- _DATASET RECORDS_
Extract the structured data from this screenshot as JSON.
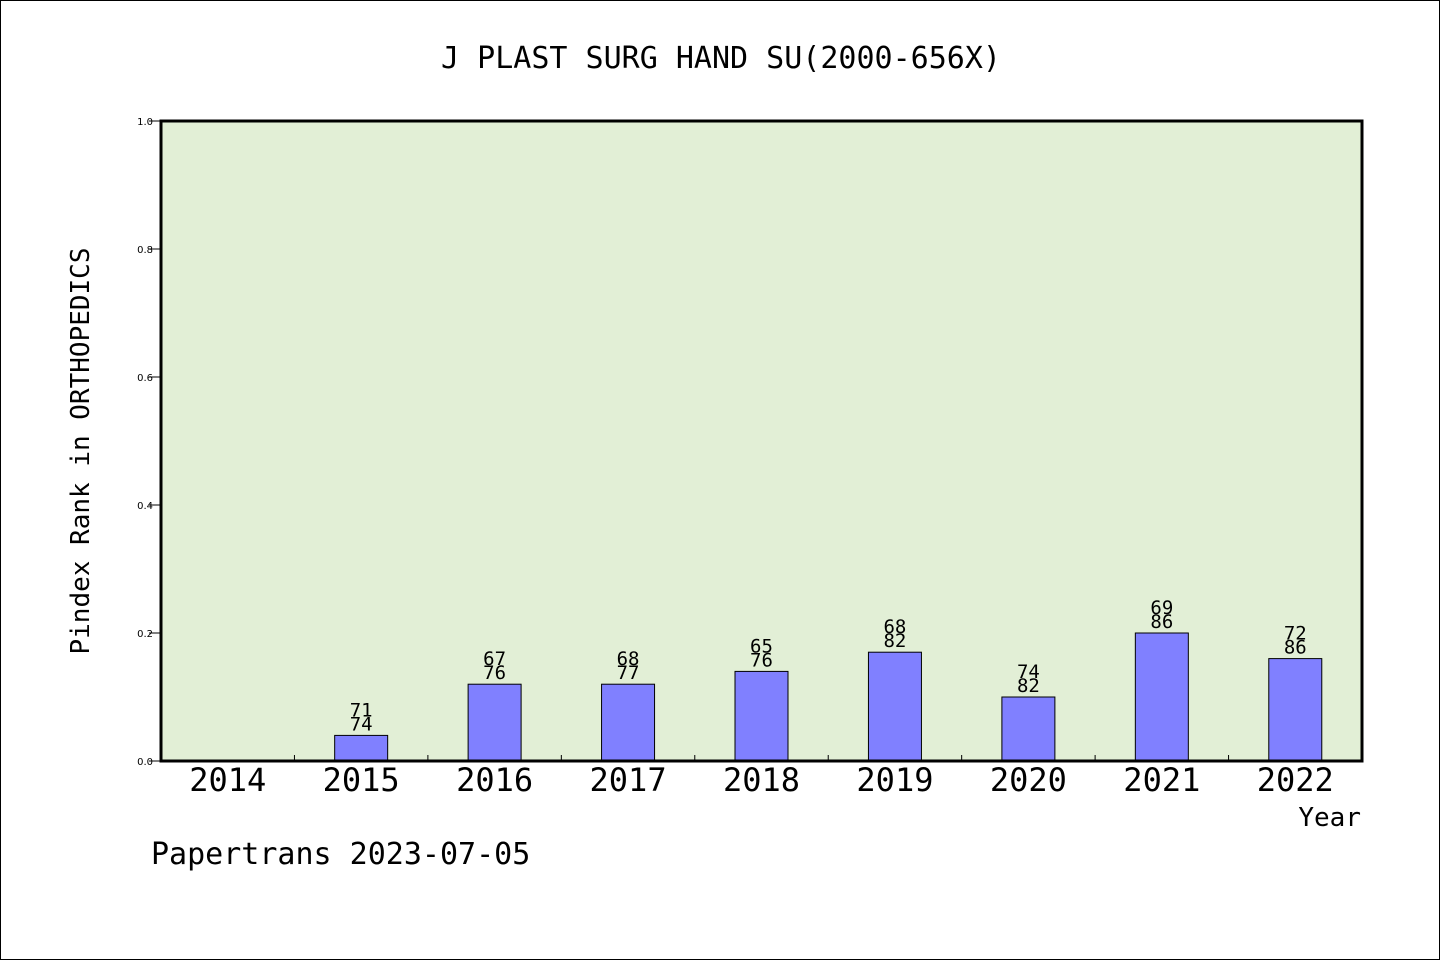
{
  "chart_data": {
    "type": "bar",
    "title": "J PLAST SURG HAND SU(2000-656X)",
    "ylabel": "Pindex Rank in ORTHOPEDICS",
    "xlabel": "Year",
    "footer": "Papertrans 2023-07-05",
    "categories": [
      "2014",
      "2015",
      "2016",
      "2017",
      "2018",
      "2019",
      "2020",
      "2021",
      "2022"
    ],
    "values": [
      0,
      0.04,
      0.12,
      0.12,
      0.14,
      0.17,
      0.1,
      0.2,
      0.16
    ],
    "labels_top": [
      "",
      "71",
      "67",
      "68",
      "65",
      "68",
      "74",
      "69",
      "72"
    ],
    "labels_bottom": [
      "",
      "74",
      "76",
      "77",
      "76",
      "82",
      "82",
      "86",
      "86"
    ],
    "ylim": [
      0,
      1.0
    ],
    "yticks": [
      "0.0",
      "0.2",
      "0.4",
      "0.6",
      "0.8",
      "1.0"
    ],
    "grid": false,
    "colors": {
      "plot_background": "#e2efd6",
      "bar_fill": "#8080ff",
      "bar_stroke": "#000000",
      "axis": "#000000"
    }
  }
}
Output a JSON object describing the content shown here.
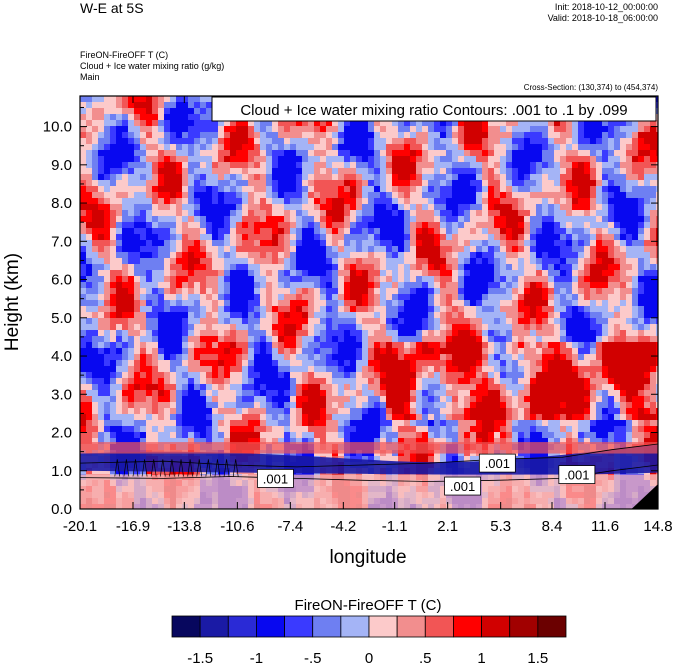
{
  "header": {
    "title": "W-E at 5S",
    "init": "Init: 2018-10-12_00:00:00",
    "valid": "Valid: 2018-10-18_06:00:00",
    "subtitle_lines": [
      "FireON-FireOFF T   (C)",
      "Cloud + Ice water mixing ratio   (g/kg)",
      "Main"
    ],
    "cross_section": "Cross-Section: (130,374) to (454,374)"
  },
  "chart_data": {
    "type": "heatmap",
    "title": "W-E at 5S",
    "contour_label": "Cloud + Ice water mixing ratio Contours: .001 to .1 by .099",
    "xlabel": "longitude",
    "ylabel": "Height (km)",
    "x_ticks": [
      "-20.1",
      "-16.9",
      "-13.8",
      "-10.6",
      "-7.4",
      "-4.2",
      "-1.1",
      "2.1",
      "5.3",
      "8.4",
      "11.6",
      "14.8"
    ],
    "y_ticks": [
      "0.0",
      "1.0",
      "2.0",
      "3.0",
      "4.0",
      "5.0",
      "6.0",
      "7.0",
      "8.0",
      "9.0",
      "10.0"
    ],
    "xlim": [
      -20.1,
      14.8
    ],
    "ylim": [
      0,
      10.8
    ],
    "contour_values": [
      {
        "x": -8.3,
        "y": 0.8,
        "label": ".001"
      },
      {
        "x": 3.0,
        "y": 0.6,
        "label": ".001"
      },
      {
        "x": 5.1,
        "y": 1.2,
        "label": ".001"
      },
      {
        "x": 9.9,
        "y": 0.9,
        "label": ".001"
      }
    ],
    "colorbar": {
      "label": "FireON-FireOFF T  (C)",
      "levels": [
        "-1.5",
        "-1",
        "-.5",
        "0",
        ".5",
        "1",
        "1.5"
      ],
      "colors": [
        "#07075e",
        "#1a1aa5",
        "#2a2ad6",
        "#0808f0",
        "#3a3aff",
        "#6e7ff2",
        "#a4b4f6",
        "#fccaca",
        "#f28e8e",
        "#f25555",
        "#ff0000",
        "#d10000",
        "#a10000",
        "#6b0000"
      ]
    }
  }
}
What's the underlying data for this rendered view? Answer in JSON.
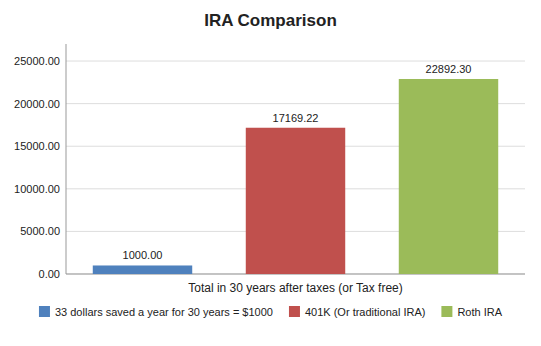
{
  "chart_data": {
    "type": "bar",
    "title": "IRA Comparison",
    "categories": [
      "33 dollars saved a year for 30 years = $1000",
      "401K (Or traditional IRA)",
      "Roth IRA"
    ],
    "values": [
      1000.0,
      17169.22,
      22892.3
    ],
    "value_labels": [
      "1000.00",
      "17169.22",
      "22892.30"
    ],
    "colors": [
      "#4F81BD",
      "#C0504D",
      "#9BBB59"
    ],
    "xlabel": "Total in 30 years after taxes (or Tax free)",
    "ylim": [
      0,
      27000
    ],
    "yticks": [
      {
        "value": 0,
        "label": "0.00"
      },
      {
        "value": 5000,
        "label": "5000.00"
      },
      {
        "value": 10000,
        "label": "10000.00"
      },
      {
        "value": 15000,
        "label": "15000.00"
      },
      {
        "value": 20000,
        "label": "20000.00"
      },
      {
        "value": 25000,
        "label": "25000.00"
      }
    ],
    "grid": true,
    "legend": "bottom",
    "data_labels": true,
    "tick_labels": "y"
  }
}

- _STATED EXERCISE_
Scan the records above for the string "JSON", then report every line that contains it.

- _EXERCISE RESULT_
Extract the structured data from this screenshot as JSON.
Output a JSON object describing the content shown here.
What's the underlying data for this rendered view? Answer in JSON.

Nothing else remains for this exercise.